## Given task
From the listing below, pull out all lines with "this" in them.

## Supplied information
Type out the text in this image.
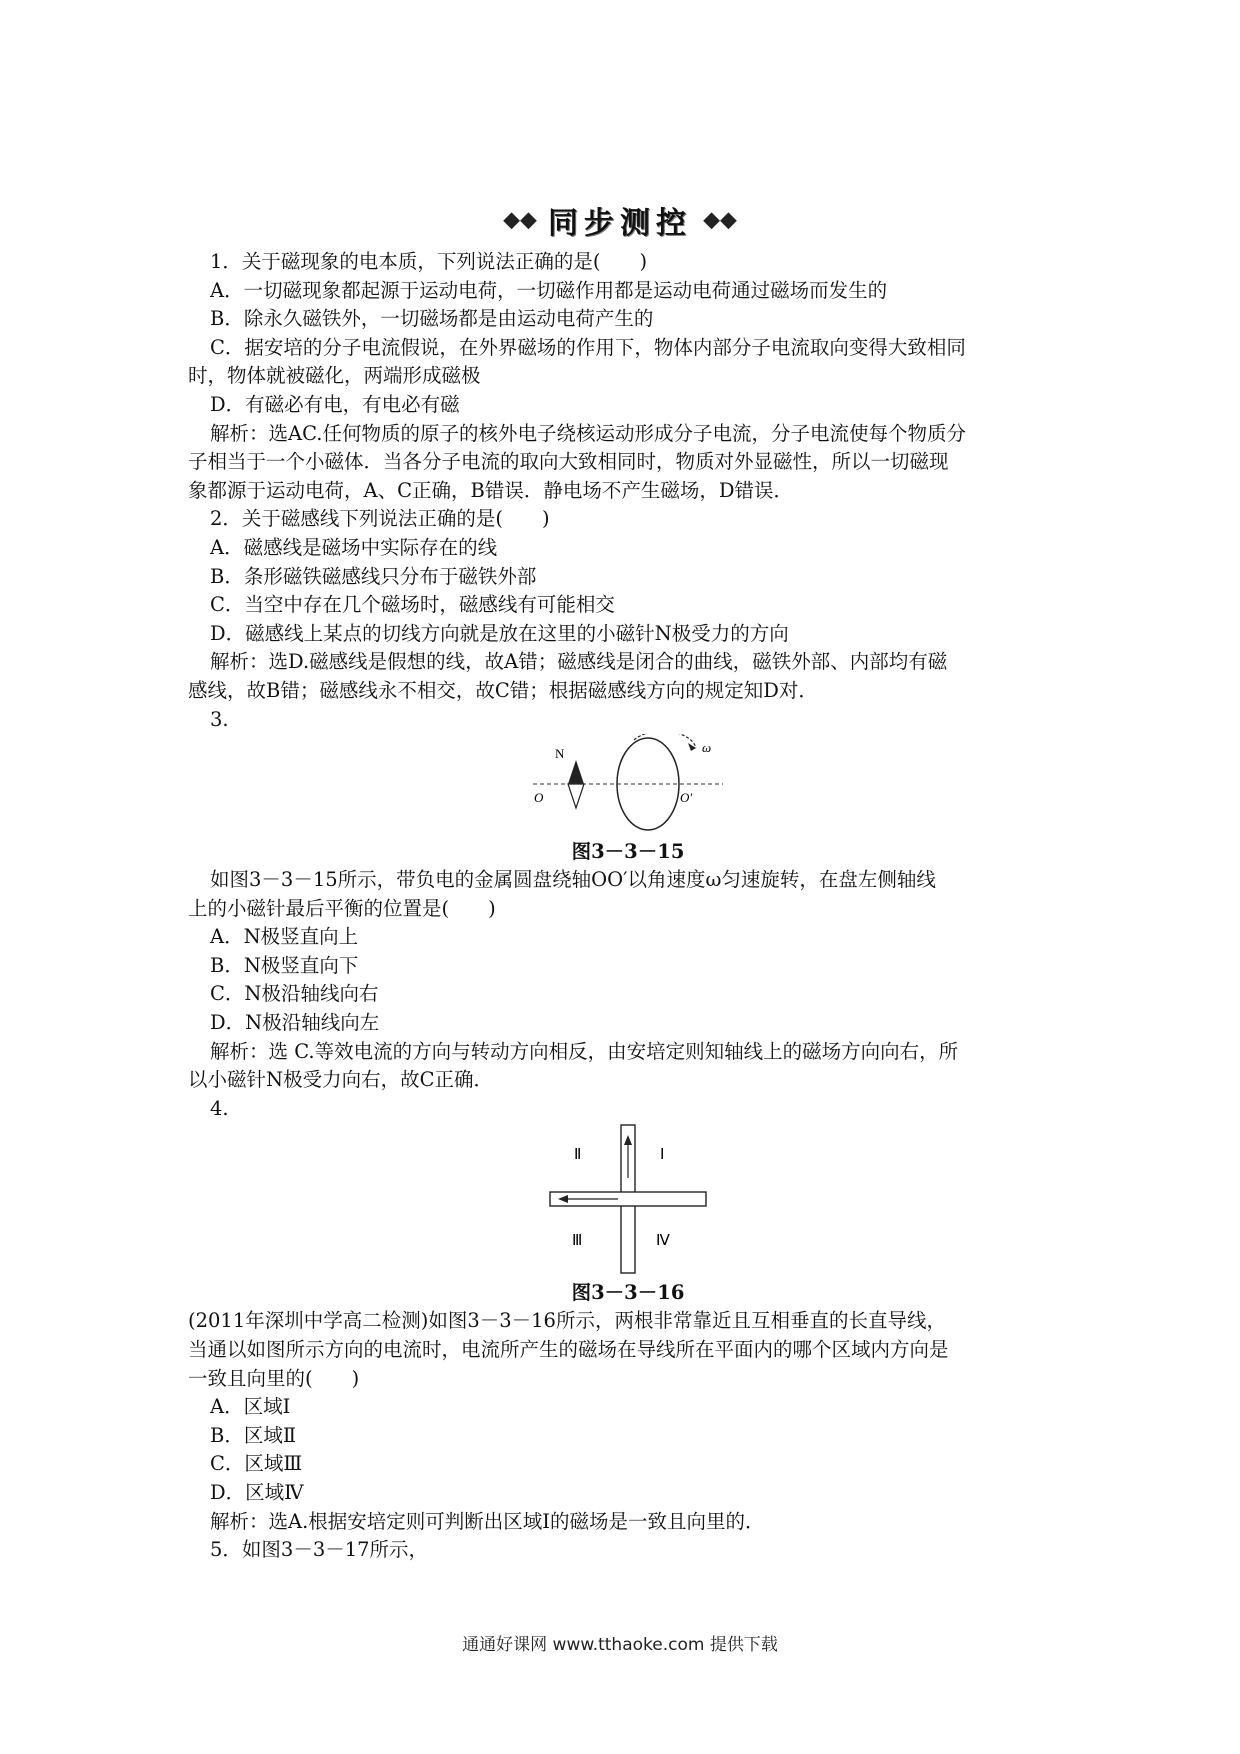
◆◆ 同步测控 ◆◆
1．关于磁现象的电本质，下列说法正确的是(　　)
A．一切磁现象都起源于运动电荷，一切磁作用都是运动电荷通过磁场而发生的
B．除永久磁铁外，一切磁场都是由运动电荷产生的
C．据安培的分子电流假说，在外界磁场的作用下，物体内部分子电流取向变得大致相同
时，物体就被磁化，两端形成磁极
D．有磁必有电，有电必有磁
解析：选AC.任何物质的原子的核外电子绕核运动形成分子电流，分子电流使每个物质分
子相当于一个小磁体．当各分子电流的取向大致相同时，物质对外显磁性，所以一切磁现
象都源于运动电荷，A、C正确，B错误．静电场不产生磁场，D错误．
2．关于磁感线下列说法正确的是(　　)
A．磁感线是磁场中实际存在的线
B．条形磁铁磁感线只分布于磁铁外部
C．当空中存在几个磁场时，磁感线有可能相交
D．磁感线上某点的切线方向就是放在这里的小磁针N极受力的方向
解析：选D.磁感线是假想的线，故A错；磁感线是闭合的曲线，磁铁外部、内部均有磁
感线，故B错；磁感线永不相交，故C错；根据磁感线方向的规定知D对．
3.
N
O	O′
ω
图3－3－15
如图3－3－15所示，带负电的金属圆盘绕轴OO′以角速度ω匀速旋转，在盘左侧轴线
上的小磁针最后平衡的位置是(　　)
A．N极竖直向上
B．N极竖直向下
C．N极沿轴线向右
D．N极沿轴线向左
解析：选 C.等效电流的方向与转动方向相反，由安培定则知轴线上的磁场方向向右，所
以小磁针N极受力向右，故C正确．
4.
Ⅱ	Ⅰ
Ⅲ	Ⅳ
图3－3－16
(2011年深圳中学高二检测)如图3－3－16所示，两根非常靠近且互相垂直的长直导线，
当通以如图所示方向的电流时，电流所产生的磁场在导线所在平面内的哪个区域内方向是
一致且向里的(　　)
A．区域Ⅰ
B．区域Ⅱ
C．区域Ⅲ
D．区域Ⅳ
解析：选A.根据安培定则可判断出区域Ⅰ的磁场是一致且向里的．
5．如图3－3－17所示，
通通好课网 www.tthaoke.com 提供下载
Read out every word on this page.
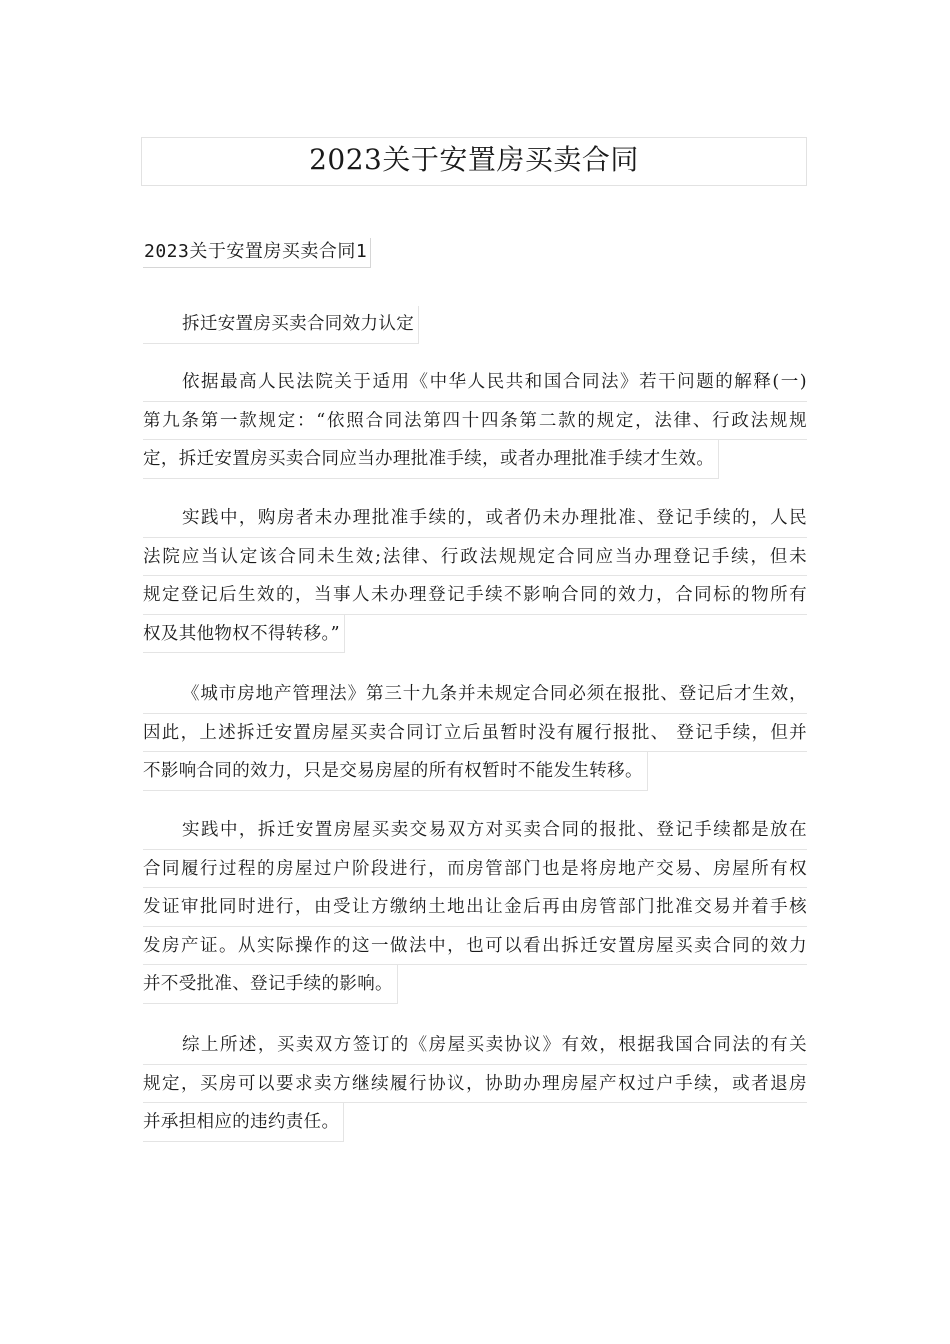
2023关于安置房买卖合同
2023关于安置房买卖合同1
拆迁安置房买卖合同效力认定
依据最高人民法院关于适用《中华人民共和国合同法》若干问题的解释(一)
第九条第一款规定：“依照合同法第四十四条第二款的规定，法律、行政法规规
定，拆迁安置房买卖合同应当办理批准手续，或者办理批准手续才生效。
实践中，购房者未办理批准手续的，或者仍未办理批准、登记手续的，人民
法院应当认定该合同未生效;法律、行政法规规定合同应当办理登记手续，但未
规定登记后生效的，当事人未办理登记手续不影响合同的效力，合同标的物所有
权及其他物权不得转移。”
《城市房地产管理法》第三十九条并未规定合同必须在报批、登记后才生效，
因此，上述拆迁安置房屋买卖合同订立后虽暂时没有履行报批、 登记手续，但并
不影响合同的效力，只是交易房屋的所有权暂时不能发生转移。
实践中，拆迁安置房屋买卖交易双方对买卖合同的报批、登记手续都是放在
合同履行过程的房屋过户阶段进行，而房管部门也是将房地产交易、房屋所有权
发证审批同时进行，由受让方缴纳土地出让金后再由房管部门批准交易并着手核
发房产证。从实际操作的这一做法中，也可以看出拆迁安置房屋买卖合同的效力
并不受批准、登记手续的影响。
综上所述，买卖双方签订的《房屋买卖协议》有效，根据我国合同法的有关
规定，买房可以要求卖方继续履行协议，协助办理房屋产权过户手续，或者退房
并承担相应的违约责任。
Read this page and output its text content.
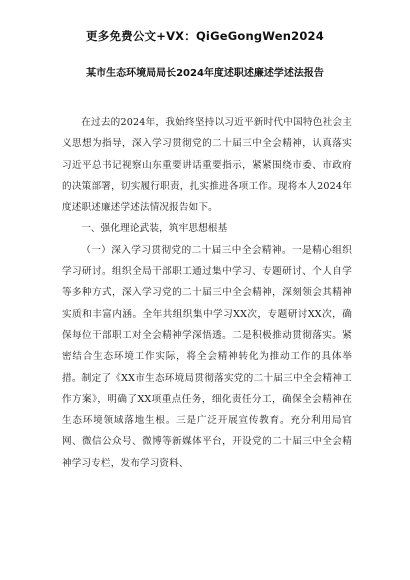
更多免费公文+VX：QiGeGongWen2024
某市生态环境局局长2024年度述职述廉述学述法报告

在过去的2024年，我始终坚持以习近平新时代中国特色社会主义思想为指导，深入学习贯彻党的二十届三中全会精神，认真落实习近平总书记视察山东重要讲话重要指示，紧紧围绕市委、市政府的决策部署，切实履行职责，扎实推进各项工作。现将本人2024年度述职述廉述学述法情况报告如下。

一、强化理论武装，筑牢思想根基

（一）深入学习贯彻党的二十届三中全会精神。一是精心组织学习研讨。组织全局干部职工通过集中学习、专题研讨、个人自学等多种方式，深入学习党的二十届三中全会精神，深刻领会其精神实质和丰富内涵。全年共组织集中学习XX次，专题研讨XX次，确保每位干部职工对全会精神学深悟透。二是积极推动贯彻落实。紧密结合生态环境工作实际，将全会精神转化为推动工作的具体举措。制定了《XX市生态环境局贯彻落实党的二十届三中全会精神工作方案》，明确了XX项重点任务，细化责任分工，确保全会精神在生态环境领域落地生根。三是广泛开展宣传教育。充分利用局官网、微信公众号、微博等新媒体平台，开设党的二十届三中全会精神学习专栏，发布学习资料、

## Correct result
Type out the text in this image.
Read out every word on this page.
Read this page and output its text content.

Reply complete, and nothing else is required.